* **The task**
Look for the string "commute" in every line, and copy each line that has it.
+++++
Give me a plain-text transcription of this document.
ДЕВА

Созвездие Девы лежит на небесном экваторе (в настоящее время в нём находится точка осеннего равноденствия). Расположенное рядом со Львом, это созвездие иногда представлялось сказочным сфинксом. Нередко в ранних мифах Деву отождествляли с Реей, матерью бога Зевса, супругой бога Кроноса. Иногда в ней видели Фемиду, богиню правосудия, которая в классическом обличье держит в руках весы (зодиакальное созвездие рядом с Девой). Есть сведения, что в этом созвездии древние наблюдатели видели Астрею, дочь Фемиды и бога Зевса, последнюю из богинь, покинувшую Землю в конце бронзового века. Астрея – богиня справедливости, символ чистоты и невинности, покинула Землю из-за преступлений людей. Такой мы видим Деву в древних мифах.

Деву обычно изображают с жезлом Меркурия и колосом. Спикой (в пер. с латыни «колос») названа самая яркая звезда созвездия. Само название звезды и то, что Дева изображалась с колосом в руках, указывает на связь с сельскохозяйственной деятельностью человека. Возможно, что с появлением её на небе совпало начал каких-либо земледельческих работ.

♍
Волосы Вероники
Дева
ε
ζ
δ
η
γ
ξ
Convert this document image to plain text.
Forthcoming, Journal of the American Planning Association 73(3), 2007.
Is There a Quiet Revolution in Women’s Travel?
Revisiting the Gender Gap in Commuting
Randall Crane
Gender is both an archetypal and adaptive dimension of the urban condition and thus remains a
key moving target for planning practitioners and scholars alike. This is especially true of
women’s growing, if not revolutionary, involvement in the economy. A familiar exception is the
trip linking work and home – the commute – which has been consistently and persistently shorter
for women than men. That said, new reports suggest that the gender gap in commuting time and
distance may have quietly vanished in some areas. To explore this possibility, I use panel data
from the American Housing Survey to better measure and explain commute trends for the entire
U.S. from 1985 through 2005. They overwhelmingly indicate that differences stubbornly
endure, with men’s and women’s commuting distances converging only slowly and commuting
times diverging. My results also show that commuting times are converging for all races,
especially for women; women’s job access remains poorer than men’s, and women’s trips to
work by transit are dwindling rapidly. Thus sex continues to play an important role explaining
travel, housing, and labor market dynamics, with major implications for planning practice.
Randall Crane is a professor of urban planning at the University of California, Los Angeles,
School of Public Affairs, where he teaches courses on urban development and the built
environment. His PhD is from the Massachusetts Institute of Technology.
+++++
* **Worked solution**
trip linking work and home – the commute – which has been consistently and persistently shorter
from the American Housing Survey to better measure and explain commute trends for the entire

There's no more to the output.